PROBLEM STATEMENT:
Check the listing below for lines that hold "title". How many are there? Please give only the number.

EXTRACTED DATA:

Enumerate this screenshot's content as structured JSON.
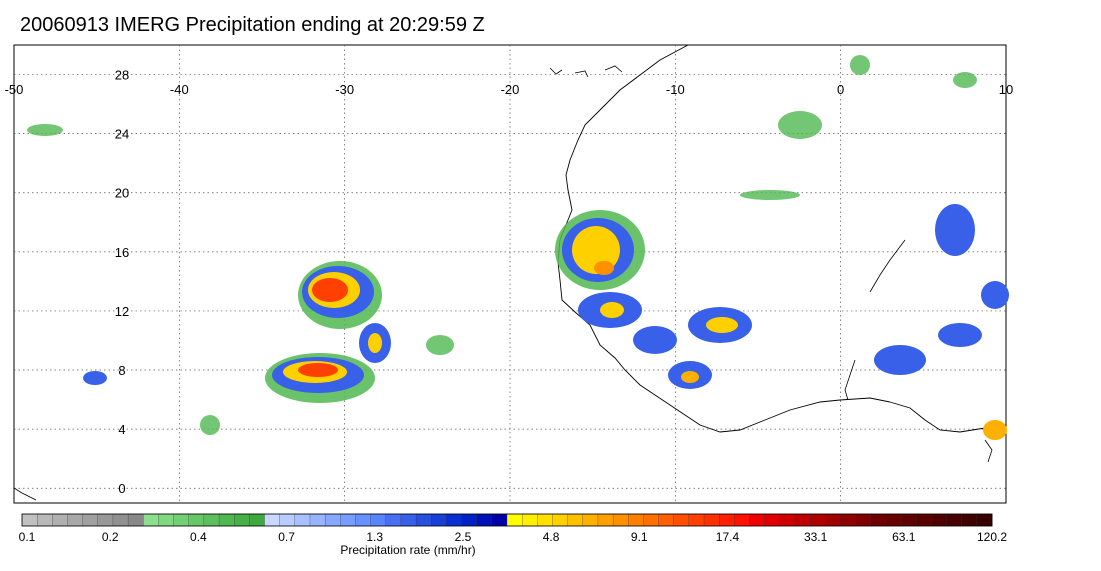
{
  "title": "20060913 IMERG Precipitation ending at 20:29:59 Z",
  "map": {
    "lon_ticks": [
      "-50",
      "-40",
      "-30",
      "-20",
      "-10",
      "0",
      "10"
    ],
    "lat_ticks": [
      "0",
      "4",
      "8",
      "12",
      "16",
      "20",
      "24",
      "28"
    ],
    "lon_range": [
      -50,
      10
    ],
    "lat_range": [
      -1,
      30
    ],
    "grid": "dotted"
  },
  "colorbar": {
    "label": "Precipitation rate (mm/hr)",
    "tick_labels": [
      "0.1",
      "0.2",
      "0.4",
      "0.7",
      "1.3",
      "2.5",
      "4.8",
      "9.1",
      "17.4",
      "33.1",
      "63.1",
      "120.2"
    ],
    "colors": [
      "#c0c0c0",
      "#b8b8b8",
      "#b0b0b0",
      "#a8a8a8",
      "#a0a0a0",
      "#989898",
      "#909090",
      "#888888",
      "#8ce08c",
      "#80d880",
      "#74d074",
      "#68c868",
      "#5cc05c",
      "#50b850",
      "#48b048",
      "#40a840",
      "#c8d8ff",
      "#b8ccff",
      "#a8c0ff",
      "#98b4ff",
      "#88a8ff",
      "#789cff",
      "#6890ff",
      "#5884ff",
      "#4870f0",
      "#3860e8",
      "#2850e0",
      "#1840d8",
      "#0830d0",
      "#0020c8",
      "#0010b8",
      "#0000a8",
      "#ffff00",
      "#fff000",
      "#ffe000",
      "#ffd000",
      "#ffc000",
      "#ffb000",
      "#ffa000",
      "#ff9000",
      "#ff8000",
      "#ff7000",
      "#ff6000",
      "#ff5000",
      "#ff4000",
      "#ff3000",
      "#ff2000",
      "#ff1000",
      "#f00000",
      "#e00000",
      "#d00000",
      "#c00000",
      "#b00000",
      "#a00000",
      "#900000",
      "#800000",
      "#700000",
      "#680000",
      "#600000",
      "#580000",
      "#500000",
      "#480000",
      "#400000",
      "#380000"
    ]
  }
}
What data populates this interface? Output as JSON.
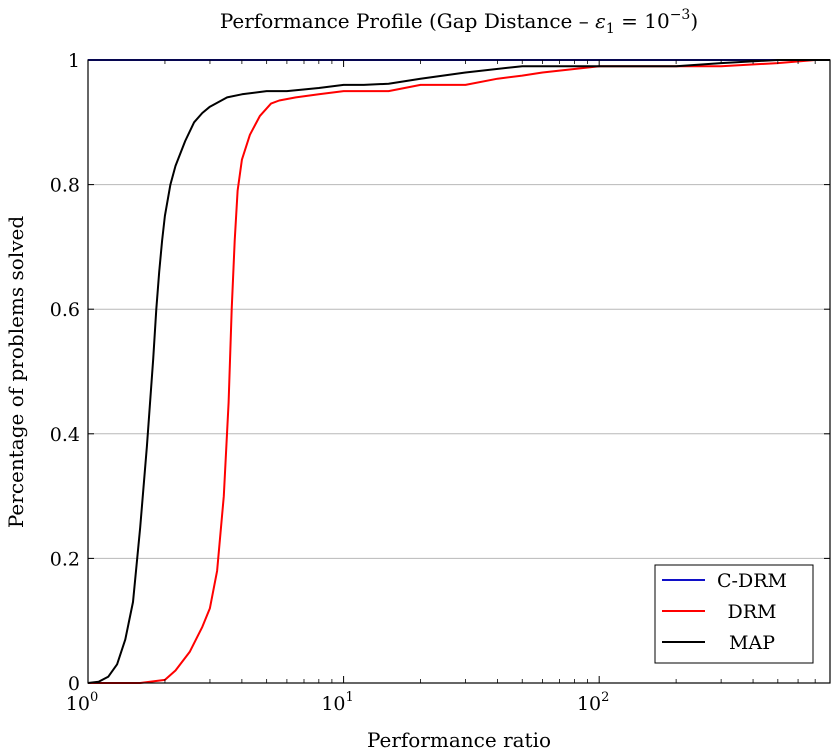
{
  "chart_data": {
    "type": "line",
    "title": {
      "prefix": "Performance Profile (Gap Distance – ",
      "epsilon": "ε",
      "sub": "1",
      "equals": " = 10",
      "exp": "−3",
      "suffix": ")"
    },
    "xlabel": "Performance ratio",
    "ylabel": "Percentage of problems solved",
    "xscale": "log",
    "xlim": [
      1,
      800
    ],
    "ylim": [
      0,
      1
    ],
    "grid": "horizontal",
    "legend_position": "bottom-right",
    "x_ticks": [
      {
        "value": 1,
        "base": "10",
        "exp": "0"
      },
      {
        "value": 10,
        "base": "10",
        "exp": "1"
      },
      {
        "value": 100,
        "base": "10",
        "exp": "2"
      }
    ],
    "y_ticks": [
      {
        "value": 0,
        "label": "0"
      },
      {
        "value": 0.2,
        "label": "0.2"
      },
      {
        "value": 0.4,
        "label": "0.4"
      },
      {
        "value": 0.6,
        "label": "0.6"
      },
      {
        "value": 0.8,
        "label": "0.8"
      },
      {
        "value": 1,
        "label": "1"
      }
    ],
    "series": [
      {
        "name": "C-DRM",
        "color": "#1010c8",
        "x": [
          1,
          800
        ],
        "y": [
          1.0,
          1.0
        ]
      },
      {
        "name": "DRM",
        "color": "#ff0000",
        "x": [
          1,
          1.6,
          2.0,
          2.2,
          2.5,
          2.8,
          3.0,
          3.2,
          3.4,
          3.55,
          3.65,
          3.75,
          3.85,
          4.0,
          4.3,
          4.7,
          5.2,
          5.6,
          6.5,
          8,
          10,
          15,
          20,
          30,
          40,
          50,
          60,
          100,
          200,
          300,
          500,
          700,
          800
        ],
        "y": [
          0,
          0,
          0.005,
          0.02,
          0.05,
          0.09,
          0.12,
          0.18,
          0.3,
          0.45,
          0.6,
          0.71,
          0.79,
          0.84,
          0.88,
          0.91,
          0.93,
          0.935,
          0.94,
          0.945,
          0.95,
          0.95,
          0.96,
          0.96,
          0.97,
          0.975,
          0.98,
          0.99,
          0.99,
          0.99,
          0.995,
          1.0,
          1.0
        ]
      },
      {
        "name": "MAP",
        "color": "#000000",
        "x": [
          1,
          1.1,
          1.2,
          1.3,
          1.4,
          1.5,
          1.6,
          1.7,
          1.8,
          1.85,
          1.9,
          1.95,
          2.0,
          2.1,
          2.2,
          2.4,
          2.6,
          2.8,
          3.0,
          3.5,
          4.0,
          5.0,
          6.0,
          8,
          10,
          12,
          15,
          20,
          30,
          50,
          100,
          200,
          300,
          500,
          800
        ],
        "y": [
          0,
          0.002,
          0.01,
          0.03,
          0.07,
          0.13,
          0.25,
          0.38,
          0.52,
          0.6,
          0.66,
          0.71,
          0.75,
          0.8,
          0.83,
          0.87,
          0.9,
          0.915,
          0.925,
          0.94,
          0.945,
          0.95,
          0.95,
          0.955,
          0.96,
          0.96,
          0.962,
          0.97,
          0.98,
          0.99,
          0.99,
          0.99,
          0.995,
          1.0,
          1.0
        ]
      }
    ]
  }
}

FULL SOLUTION:
2